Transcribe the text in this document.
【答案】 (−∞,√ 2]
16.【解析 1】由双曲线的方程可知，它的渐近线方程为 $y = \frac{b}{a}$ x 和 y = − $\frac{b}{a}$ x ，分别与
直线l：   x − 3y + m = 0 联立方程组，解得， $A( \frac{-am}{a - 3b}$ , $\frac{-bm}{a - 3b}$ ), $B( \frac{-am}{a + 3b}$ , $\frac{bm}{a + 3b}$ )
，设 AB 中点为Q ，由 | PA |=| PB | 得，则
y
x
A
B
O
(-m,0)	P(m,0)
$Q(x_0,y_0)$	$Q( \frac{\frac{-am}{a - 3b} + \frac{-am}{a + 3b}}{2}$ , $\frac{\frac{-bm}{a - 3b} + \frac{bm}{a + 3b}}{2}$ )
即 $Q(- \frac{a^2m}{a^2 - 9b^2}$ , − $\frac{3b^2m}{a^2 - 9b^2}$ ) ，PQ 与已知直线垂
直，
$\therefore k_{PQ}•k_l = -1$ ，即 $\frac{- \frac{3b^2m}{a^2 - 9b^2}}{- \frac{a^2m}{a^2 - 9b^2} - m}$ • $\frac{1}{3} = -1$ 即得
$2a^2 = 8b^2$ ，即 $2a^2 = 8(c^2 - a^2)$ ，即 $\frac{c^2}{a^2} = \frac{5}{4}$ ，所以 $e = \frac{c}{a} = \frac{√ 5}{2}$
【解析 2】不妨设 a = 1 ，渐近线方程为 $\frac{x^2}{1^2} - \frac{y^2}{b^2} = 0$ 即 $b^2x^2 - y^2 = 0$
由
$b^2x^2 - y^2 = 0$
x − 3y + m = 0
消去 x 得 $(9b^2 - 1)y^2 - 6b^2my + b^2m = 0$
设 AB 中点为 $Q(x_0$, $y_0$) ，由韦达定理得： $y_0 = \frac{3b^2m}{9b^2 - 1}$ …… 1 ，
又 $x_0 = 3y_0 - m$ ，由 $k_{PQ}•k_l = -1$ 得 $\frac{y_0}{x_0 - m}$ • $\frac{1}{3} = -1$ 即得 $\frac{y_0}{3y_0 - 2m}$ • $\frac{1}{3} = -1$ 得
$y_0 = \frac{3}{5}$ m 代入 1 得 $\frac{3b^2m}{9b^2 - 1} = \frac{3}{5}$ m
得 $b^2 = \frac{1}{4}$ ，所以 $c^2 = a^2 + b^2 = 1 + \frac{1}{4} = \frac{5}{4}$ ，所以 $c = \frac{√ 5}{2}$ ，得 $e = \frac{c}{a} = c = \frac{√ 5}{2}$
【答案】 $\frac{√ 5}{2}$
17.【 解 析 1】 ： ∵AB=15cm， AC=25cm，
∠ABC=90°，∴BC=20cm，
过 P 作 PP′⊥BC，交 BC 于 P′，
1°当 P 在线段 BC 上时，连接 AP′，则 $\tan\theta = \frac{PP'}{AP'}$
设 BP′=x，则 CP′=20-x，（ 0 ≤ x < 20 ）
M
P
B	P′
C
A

- **Short exercise**: Would you write down every record again, exactly?

- **The output**:
Transcribe the text in this document.
【答案】 (−∞,√ 2]
16.【解析 1】由双曲线的方程可知，它的渐近线方程为 $y = \frac{b}{a}$ x 和 y = − $\frac{b}{a}$ x ，分别与
直线l：   x − 3y + m = 0 联立方程组，解得， $A( \frac{-am}{a - 3b}$ , $\frac{-bm}{a - 3b}$ ), $B( \frac{-am}{a + 3b}$ , $\frac{bm}{a + 3b}$ )
，设 AB 中点为Q ，由 | PA |=| PB | 得，则
y
x
A
B
O
(-m,0)	P(m,0)
$Q(x_0,y_0)$	$Q( \frac{\frac{-am}{a - 3b} + \frac{-am}{a + 3b}}{2}$ , $\frac{\frac{-bm}{a - 3b} + \frac{bm}{a + 3b}}{2}$ )
即 $Q(- \frac{a^2m}{a^2 - 9b^2}$ , − $\frac{3b^2m}{a^2 - 9b^2}$ ) ，PQ 与已知直线垂
直，
$\therefore k_{PQ}•k_l = -1$ ，即 $\frac{- \frac{3b^2m}{a^2 - 9b^2}}{- \frac{a^2m}{a^2 - 9b^2} - m}$ • $\frac{1}{3} = -1$ 即得
$2a^2 = 8b^2$ ，即 $2a^2 = 8(c^2 - a^2)$ ，即 $\frac{c^2}{a^2} = \frac{5}{4}$ ，所以 $e = \frac{c}{a} = \frac{√ 5}{2}$
【解析 2】不妨设 a = 1 ，渐近线方程为 $\frac{x^2}{1^2} - \frac{y^2}{b^2} = 0$ 即 $b^2x^2 - y^2 = 0$
由
$b^2x^2 - y^2 = 0$
x − 3y + m = 0
消去 x 得 $(9b^2 - 1)y^2 - 6b^2my + b^2m = 0$
设 AB 中点为 $Q(x_0$, $y_0$) ，由韦达定理得： $y_0 = \frac{3b^2m}{9b^2 - 1}$ …… 1 ，
又 $x_0 = 3y_0 - m$ ，由 $k_{PQ}•k_l = -1$ 得 $\frac{y_0}{x_0 - m}$ • $\frac{1}{3} = -1$ 即得 $\frac{y_0}{3y_0 - 2m}$ • $\frac{1}{3} = -1$ 得
$y_0 = \frac{3}{5}$ m 代入 1 得 $\frac{3b^2m}{9b^2 - 1} = \frac{3}{5}$ m
得 $b^2 = \frac{1}{4}$ ，所以 $c^2 = a^2 + b^2 = 1 + \frac{1}{4} = \frac{5}{4}$ ，所以 $c = \frac{√ 5}{2}$ ，得 $e = \frac{c}{a} = c = \frac{√ 5}{2}$
【答案】 $\frac{√ 5}{2}$
17.【 解 析 1】 ： ∵AB=15cm， AC=25cm，
∠ABC=90°，∴BC=20cm，
过 P 作 PP′⊥BC，交 BC 于 P′，
1°当 P 在线段 BC 上时，连接 AP′，则 $\tan\theta = \frac{PP'}{AP'}$
设 BP′=x，则 CP′=20-x，（ 0 ≤ x < 20 ）
M
P
B	P′
C
A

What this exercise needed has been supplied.